** Set task **
Each line in the entries below that holds the string "error" is to be listed.
Dataset records start
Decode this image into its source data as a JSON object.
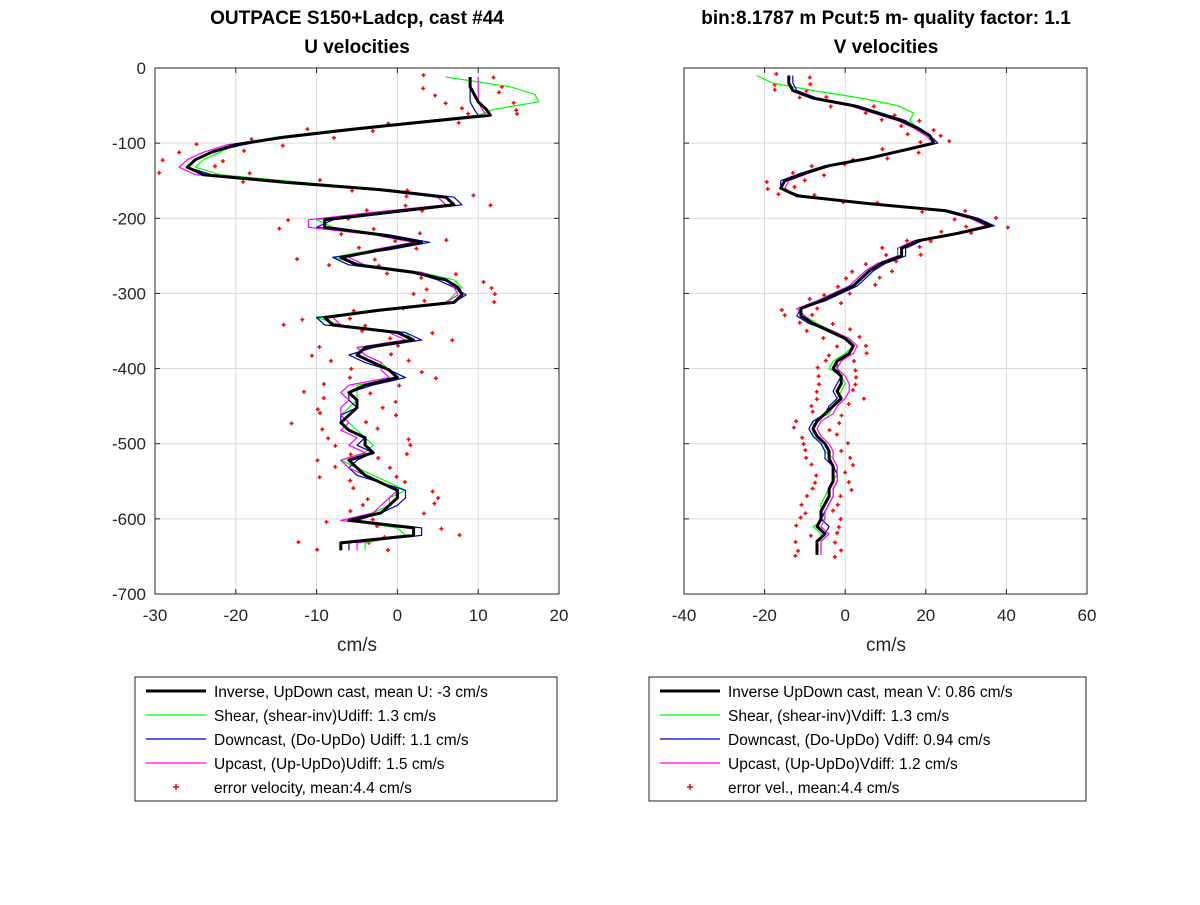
{
  "colors": {
    "inverse": "#000000",
    "shear": "#00ff00",
    "downcast": "#0000cc",
    "upcast": "#ff00ff",
    "error": "#ff0000",
    "grid": "#d9d9d9"
  },
  "chart_data": [
    {
      "type": "line",
      "title": "OUTPACE S150+Ladcp, cast #44",
      "subtitle": "U velocities",
      "xlabel": "cm/s",
      "ylabel": "",
      "xlim": [
        -30,
        20
      ],
      "ylim": [
        -700,
        0
      ],
      "xticks": [
        -30,
        -20,
        -10,
        0,
        10,
        20
      ],
      "yticks": [
        0,
        -100,
        -200,
        -300,
        -400,
        -500,
        -600,
        -700
      ],
      "grid": true,
      "legend_position": "below",
      "depth": [
        -12,
        -25,
        -35,
        -45,
        -55,
        -63,
        -72,
        -82,
        -92,
        -102,
        -112,
        -122,
        -132,
        -142,
        -152,
        -162,
        -172,
        -182,
        -192,
        -202,
        -212,
        -222,
        -232,
        -242,
        -252,
        -262,
        -272,
        -282,
        -292,
        -302,
        -312,
        -322,
        -332,
        -342,
        -352,
        -362,
        -372,
        -382,
        -392,
        -402,
        -412,
        -422,
        -432,
        -442,
        -452,
        -462,
        -472,
        -482,
        -492,
        -502,
        -512,
        -522,
        -532,
        -542,
        -552,
        -562,
        -572,
        -582,
        -592,
        -602,
        -612,
        -622,
        -632,
        -642
      ],
      "series": [
        {
          "name": "Inverse, UpDown cast, mean U:  -3 cm/s",
          "key": "inverse",
          "style": "line",
          "values": [
            9,
            9,
            9.5,
            10,
            11,
            11.5,
            3,
            -6,
            -14,
            -20,
            -23,
            -25,
            -26,
            -24,
            -14,
            -2,
            6,
            7,
            -1,
            -9,
            -9,
            -2,
            3,
            -2,
            -7,
            -5,
            2,
            6,
            7.5,
            8,
            7,
            -2,
            -9,
            -8,
            0,
            2,
            -4,
            -5,
            -3,
            -1,
            0,
            -4,
            -6,
            -5,
            -5,
            -6,
            -7,
            -6,
            -4,
            -4,
            -3,
            -6,
            -5,
            -4,
            -2,
            0,
            0,
            -1,
            -2,
            -6,
            2,
            2,
            -7,
            -7
          ]
        },
        {
          "name": "Shear, (shear-inv)Udiff:  1.3 cm/s",
          "key": "shear",
          "style": "line",
          "values": [
            6,
            14,
            17,
            17.5,
            12,
            10,
            2,
            -7,
            -15,
            -20,
            -22,
            -24,
            -25,
            -22,
            -12,
            -1,
            5,
            6,
            -2,
            -10,
            -8,
            -1,
            2,
            -3,
            -8,
            -4,
            3,
            7,
            8,
            7,
            6,
            -3,
            -10,
            -7,
            1,
            2,
            -5,
            -4,
            -2,
            -1,
            1,
            -5,
            -5,
            -5,
            -6,
            -7,
            -6,
            -5,
            -4,
            -3,
            -4,
            -7,
            -5,
            -3,
            -1,
            1,
            -1,
            -1,
            -3,
            -6,
            0,
            1,
            -4,
            -4
          ]
        },
        {
          "name": "Downcast, (Do-UpDo) Udiff:  1.1 cm/s",
          "key": "downcast",
          "style": "line",
          "values": [
            9,
            9,
            9,
            9,
            9.5,
            10,
            2,
            -6,
            -14,
            -19,
            -23,
            -25,
            -26,
            -23,
            -13,
            -1,
            7,
            8,
            0,
            -8,
            -10,
            -1,
            4,
            -1,
            -8,
            -6,
            2,
            5,
            7,
            8.5,
            7,
            -1,
            -10,
            -9,
            1,
            3,
            -3,
            -6,
            -4,
            -1,
            1,
            -3,
            -6,
            -6,
            -5,
            -7,
            -7,
            -6,
            -4,
            -5,
            -3,
            -5,
            -6,
            -5,
            -2,
            1,
            1,
            0,
            -2,
            -5,
            3,
            3,
            -6,
            -6
          ]
        },
        {
          "name": "Upcast, (Up-UpDo)Udiff:  1.5 cm/s",
          "key": "upcast",
          "style": "line",
          "values": [
            10,
            10,
            10,
            10,
            10.5,
            11,
            4,
            -5,
            -13,
            -21,
            -24,
            -26,
            -27,
            -25,
            -15,
            -3,
            5,
            6,
            -3,
            -11,
            -11,
            -3,
            2,
            -3,
            -6,
            -4,
            3,
            6,
            7,
            7.5,
            6,
            -3,
            -8,
            -7,
            -1,
            1,
            -5,
            -4,
            -2,
            -2,
            -1,
            -6,
            -7,
            -6,
            -7,
            -7,
            -6,
            -7,
            -5,
            -6,
            -4,
            -7,
            -6,
            -4,
            -2,
            0,
            -1,
            -2,
            -3,
            -7,
            2,
            2,
            -5,
            -5
          ]
        },
        {
          "name": "error velocity, mean:4.4 cm/s",
          "key": "error",
          "style": "points",
          "width": 4.4
        }
      ]
    },
    {
      "type": "line",
      "title": "bin:8.1787 m  Pcut:5 m- quality factor:  1.1",
      "subtitle": "V velocities",
      "xlabel": "cm/s",
      "ylabel": "",
      "xlim": [
        -40,
        60
      ],
      "ylim": [
        -700,
        0
      ],
      "xticks": [
        -40,
        -20,
        0,
        20,
        40,
        60
      ],
      "yticks": [
        0,
        -100,
        -200,
        -300,
        -400,
        -500,
        -600,
        -700
      ],
      "grid": true,
      "legend_position": "below",
      "depth": [
        -10,
        -20,
        -30,
        -40,
        -50,
        -60,
        -70,
        -80,
        -90,
        -100,
        -110,
        -120,
        -130,
        -140,
        -150,
        -160,
        -170,
        -180,
        -190,
        -200,
        -210,
        -220,
        -230,
        -240,
        -250,
        -260,
        -270,
        -280,
        -290,
        -300,
        -310,
        -320,
        -330,
        -340,
        -350,
        -360,
        -370,
        -380,
        -390,
        -400,
        -410,
        -420,
        -430,
        -440,
        -450,
        -460,
        -470,
        -480,
        -490,
        -500,
        -510,
        -520,
        -530,
        -540,
        -550,
        -560,
        -570,
        -580,
        -590,
        -600,
        -610,
        -620,
        -630,
        -640,
        -648
      ],
      "series": [
        {
          "name": "Inverse UpDown cast, mean V:  0.86 cm/s",
          "key": "inverse",
          "style": "line",
          "values": [
            -14,
            -14,
            -13,
            -8,
            2,
            8,
            14,
            18,
            21,
            22,
            14,
            6,
            -4,
            -10,
            -15,
            -16,
            -12,
            5,
            25,
            32,
            36,
            28,
            18,
            14,
            14,
            9,
            6,
            4,
            2,
            -2,
            -6,
            -11,
            -11,
            -8,
            -4,
            0,
            2,
            1,
            -2,
            -3,
            -1,
            -1,
            -2,
            -1,
            -3,
            -5,
            -7,
            -8,
            -7,
            -5,
            -4,
            -4,
            -3,
            -3,
            -3,
            -4,
            -4,
            -5,
            -6,
            -6,
            -7,
            -5,
            -7,
            -7,
            -7
          ]
        },
        {
          "name": "Shear, (shear-inv)Vdiff:  1.3 cm/s",
          "key": "shear",
          "style": "line",
          "values": [
            -22,
            -18,
            -8,
            4,
            13,
            17,
            16,
            18,
            21,
            22,
            14,
            6,
            -4,
            -10,
            -15,
            -16,
            -12,
            5,
            24,
            31,
            35,
            27,
            17,
            13,
            13,
            8,
            5,
            3,
            1,
            -3,
            -7,
            -12,
            -10,
            -7,
            -3,
            1,
            2,
            0,
            -3,
            -4,
            -1,
            0,
            -1,
            -2,
            -3,
            -4,
            -8,
            -8,
            -8,
            -6,
            -5,
            -3,
            -2,
            -2,
            -3,
            -4,
            -5,
            -6,
            -6,
            -5,
            -8,
            -6,
            -6,
            -6,
            -6
          ]
        },
        {
          "name": "Downcast, (Do-UpDo) Vdiff:  0.94 cm/s",
          "key": "downcast",
          "style": "line",
          "values": [
            -13,
            -13,
            -12,
            -7,
            3,
            9,
            15,
            18,
            21,
            23,
            15,
            5,
            -5,
            -11,
            -16,
            -16,
            -11,
            6,
            26,
            33,
            37,
            29,
            19,
            15,
            15,
            10,
            7,
            5,
            3,
            -1,
            -5,
            -11,
            -12,
            -9,
            -4,
            0,
            2,
            1,
            -2,
            -2,
            -1,
            -2,
            -3,
            -2,
            -4,
            -5,
            -8,
            -9,
            -8,
            -6,
            -5,
            -5,
            -3,
            -2,
            -2,
            -3,
            -3,
            -4,
            -5,
            -6,
            -4,
            -5,
            -7,
            -7,
            -7
          ]
        },
        {
          "name": "Upcast, (Up-UpDo)Vdiff:  1.2 cm/s",
          "key": "upcast",
          "style": "line",
          "values": [
            -14,
            -14,
            -13,
            -8,
            1,
            7,
            13,
            17,
            20,
            22,
            13,
            5,
            -4,
            -9,
            -14,
            -15,
            -12,
            4,
            24,
            31,
            35,
            27,
            17,
            13,
            13,
            8,
            5,
            3,
            1,
            -3,
            -7,
            -12,
            -10,
            -8,
            -3,
            1,
            3,
            2,
            -1,
            -2,
            0,
            1,
            1,
            0,
            -2,
            -3,
            -6,
            -7,
            -6,
            -4,
            -3,
            -3,
            -2,
            -2,
            -2,
            -3,
            -3,
            -4,
            -5,
            -5,
            -6,
            -4,
            -6,
            -6,
            -6
          ]
        },
        {
          "name": "error vel., mean:4.4 cm/s",
          "key": "error",
          "style": "points",
          "width": 4.4
        }
      ]
    }
  ]
}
Dataset records end
** The response **
    "error": "#ff0000",
          "name": "error velocity, mean:4.4 cm/s",
          "key": "error",
          "name": "error vel., mean:4.4 cm/s",
          "key": "error",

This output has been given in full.